Items from a dataset:
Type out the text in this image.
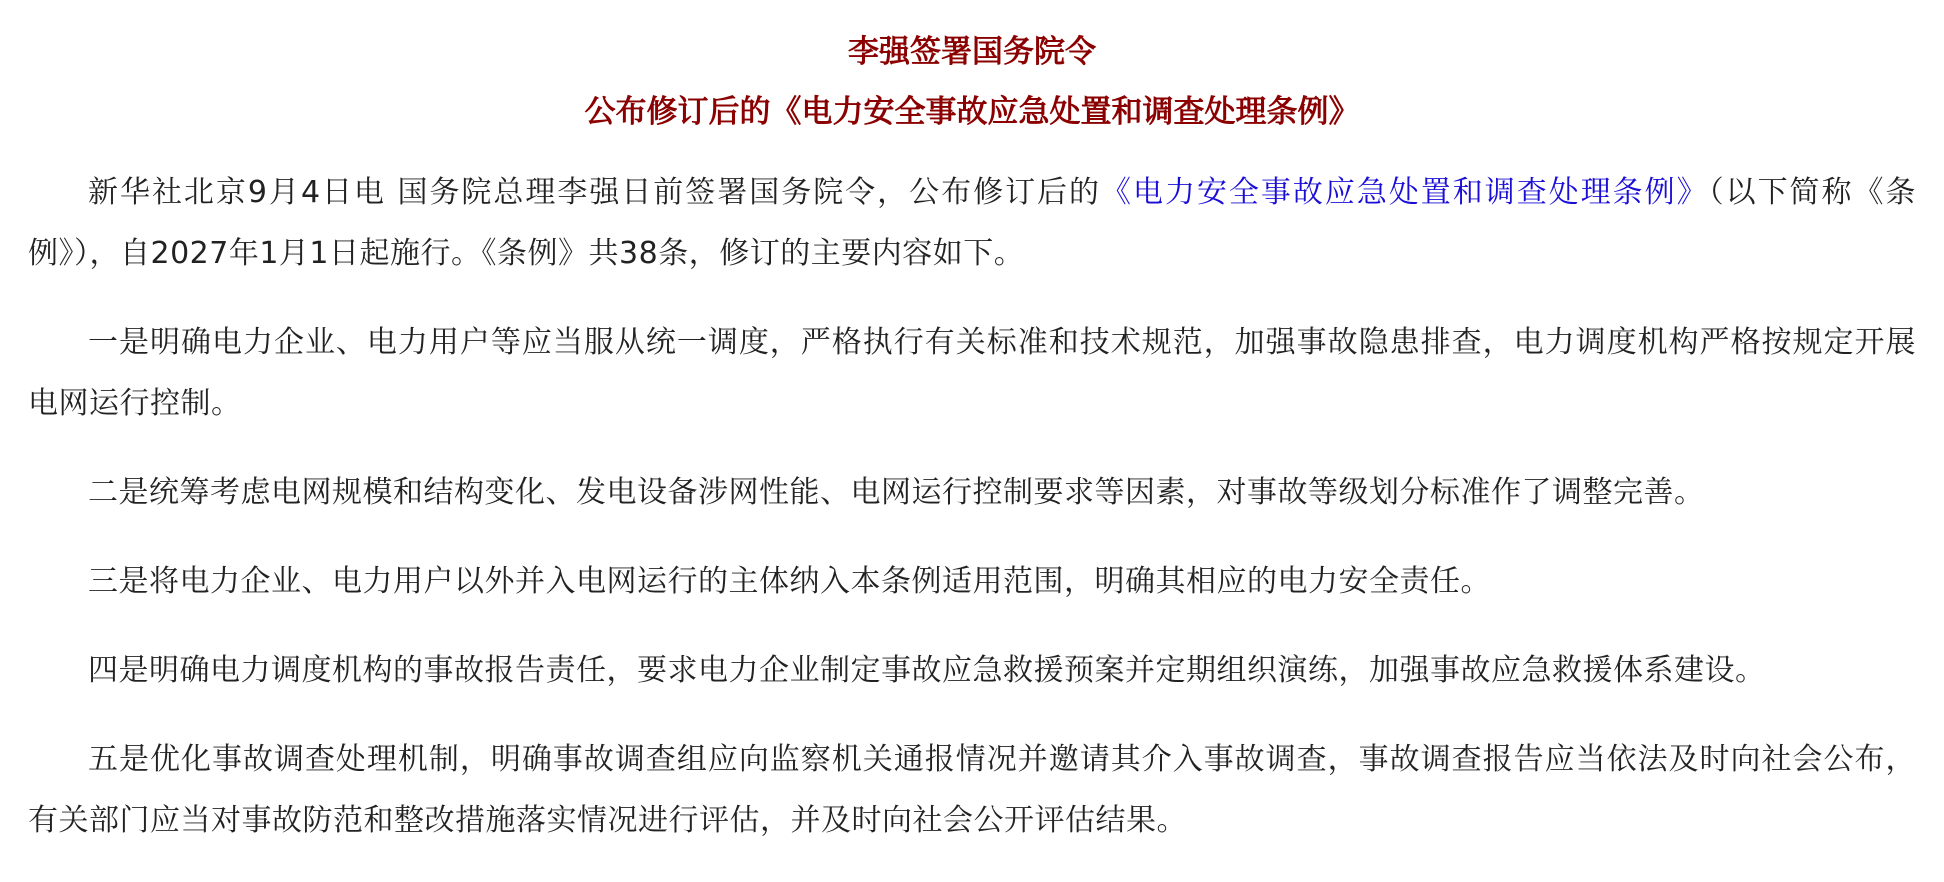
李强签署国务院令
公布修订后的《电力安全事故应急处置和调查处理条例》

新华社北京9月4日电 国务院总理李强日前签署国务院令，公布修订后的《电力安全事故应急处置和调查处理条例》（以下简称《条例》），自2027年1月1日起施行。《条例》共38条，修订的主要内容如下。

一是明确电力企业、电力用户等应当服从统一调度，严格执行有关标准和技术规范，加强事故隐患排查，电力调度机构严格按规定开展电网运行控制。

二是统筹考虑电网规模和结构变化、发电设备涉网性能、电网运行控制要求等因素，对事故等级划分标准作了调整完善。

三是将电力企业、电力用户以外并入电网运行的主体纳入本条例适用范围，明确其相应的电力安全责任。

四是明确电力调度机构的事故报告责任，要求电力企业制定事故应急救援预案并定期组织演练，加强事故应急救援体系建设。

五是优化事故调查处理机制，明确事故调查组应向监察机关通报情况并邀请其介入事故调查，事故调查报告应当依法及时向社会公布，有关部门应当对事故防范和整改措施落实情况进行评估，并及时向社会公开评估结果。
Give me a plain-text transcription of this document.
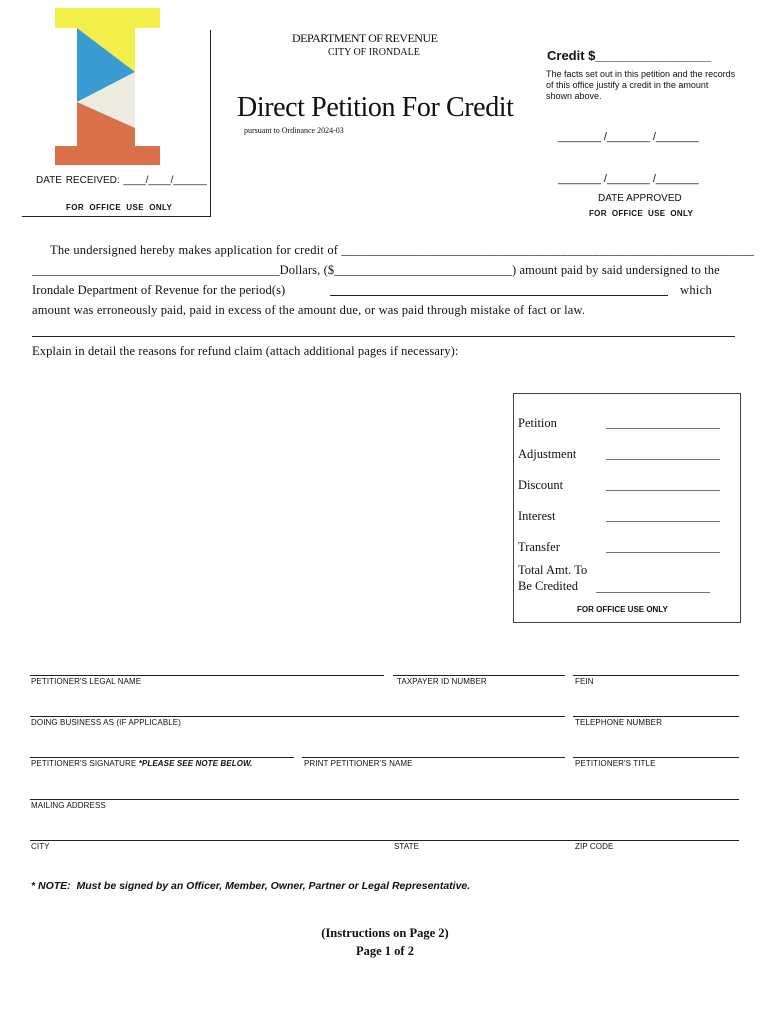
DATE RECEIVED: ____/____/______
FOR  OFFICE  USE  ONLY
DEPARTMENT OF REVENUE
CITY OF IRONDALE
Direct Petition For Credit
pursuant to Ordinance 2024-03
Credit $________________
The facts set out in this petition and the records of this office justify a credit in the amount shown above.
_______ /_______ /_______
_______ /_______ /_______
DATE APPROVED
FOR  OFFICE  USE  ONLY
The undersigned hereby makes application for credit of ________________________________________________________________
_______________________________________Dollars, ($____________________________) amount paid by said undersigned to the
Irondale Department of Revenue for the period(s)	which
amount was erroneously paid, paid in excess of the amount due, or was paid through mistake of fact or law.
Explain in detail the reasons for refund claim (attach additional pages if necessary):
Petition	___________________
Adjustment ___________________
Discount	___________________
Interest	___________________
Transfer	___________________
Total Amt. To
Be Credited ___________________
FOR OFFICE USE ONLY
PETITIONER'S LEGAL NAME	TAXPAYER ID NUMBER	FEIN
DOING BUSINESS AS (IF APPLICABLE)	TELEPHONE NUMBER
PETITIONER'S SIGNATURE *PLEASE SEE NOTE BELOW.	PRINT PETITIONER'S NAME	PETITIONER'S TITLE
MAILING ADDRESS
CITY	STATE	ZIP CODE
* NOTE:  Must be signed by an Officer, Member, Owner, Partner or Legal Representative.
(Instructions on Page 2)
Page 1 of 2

Problem: Using the records above, output their complete text exactly, minus any images.

Solution below:
Type out the text in this image.
李强签署国务院令
公布修订后的《电力安全事故应急处置和调查处理条例》

新华社北京9月4日电 国务院总理李强日前签署国务院令，公布修订后的《电力安全事故应急处置和调查处理条例》（以下简称《条例》），自2027年1月1日起施行。《条例》共38条，修订的主要内容如下。

一是明确电力企业、电力用户等应当服从统一调度，严格执行有关标准和技术规范，加强事故隐患排查，电力调度机构严格按规定开展电网运行控制。

二是统筹考虑电网规模和结构变化、发电设备涉网性能、电网运行控制要求等因素，对事故等级划分标准作了调整完善。

三是将电力企业、电力用户以外并入电网运行的主体纳入本条例适用范围，明确其相应的电力安全责任。

四是明确电力调度机构的事故报告责任，要求电力企业制定事故应急救援预案并定期组织演练，加强事故应急救援体系建设。

五是优化事故调查处理机制，明确事故调查组应向监察机关通报情况并邀请其介入事故调查，事故调查报告应当依法及时向社会公布，有关部门应当对事故防范和整改措施落实情况进行评估，并及时向社会公开评估结果。
Give me a plain-text transcription of this document.
DATE RECEIVED: ____/____/______
FOR  OFFICE  USE  ONLY
DEPARTMENT OF REVENUE
CITY OF IRONDALE
Direct Petition For Credit
pursuant to Ordinance 2024-03
Credit $________________
The facts set out in this petition and the records of this office justify a credit in the amount shown above.
_______ /_______ /_______
_______ /_______ /_______
DATE APPROVED
FOR  OFFICE  USE  ONLY
The undersigned hereby makes application for credit of ________________________________________________________________
_______________________________________Dollars, ($____________________________) amount paid by said undersigned to the
Irondale Department of Revenue for the period(s)	which
amount was erroneously paid, paid in excess of the amount due, or was paid through mistake of fact or law.
Explain in detail the reasons for refund claim (attach additional pages if necessary):
Petition	___________________
Adjustment ___________________
Discount	___________________
Interest	___________________
Transfer	___________________
Total Amt. To
Be Credited ___________________
FOR OFFICE USE ONLY
PETITIONER'S LEGAL NAME	TAXPAYER ID NUMBER	FEIN
DOING BUSINESS AS (IF APPLICABLE)	TELEPHONE NUMBER
PETITIONER'S SIGNATURE *PLEASE SEE NOTE BELOW.	PRINT PETITIONER'S NAME	PETITIONER'S TITLE
MAILING ADDRESS
CITY	STATE	ZIP CODE
* NOTE:  Must be signed by an Officer, Member, Owner, Partner or Legal Representative.
(Instructions on Page 2)
Page 1 of 2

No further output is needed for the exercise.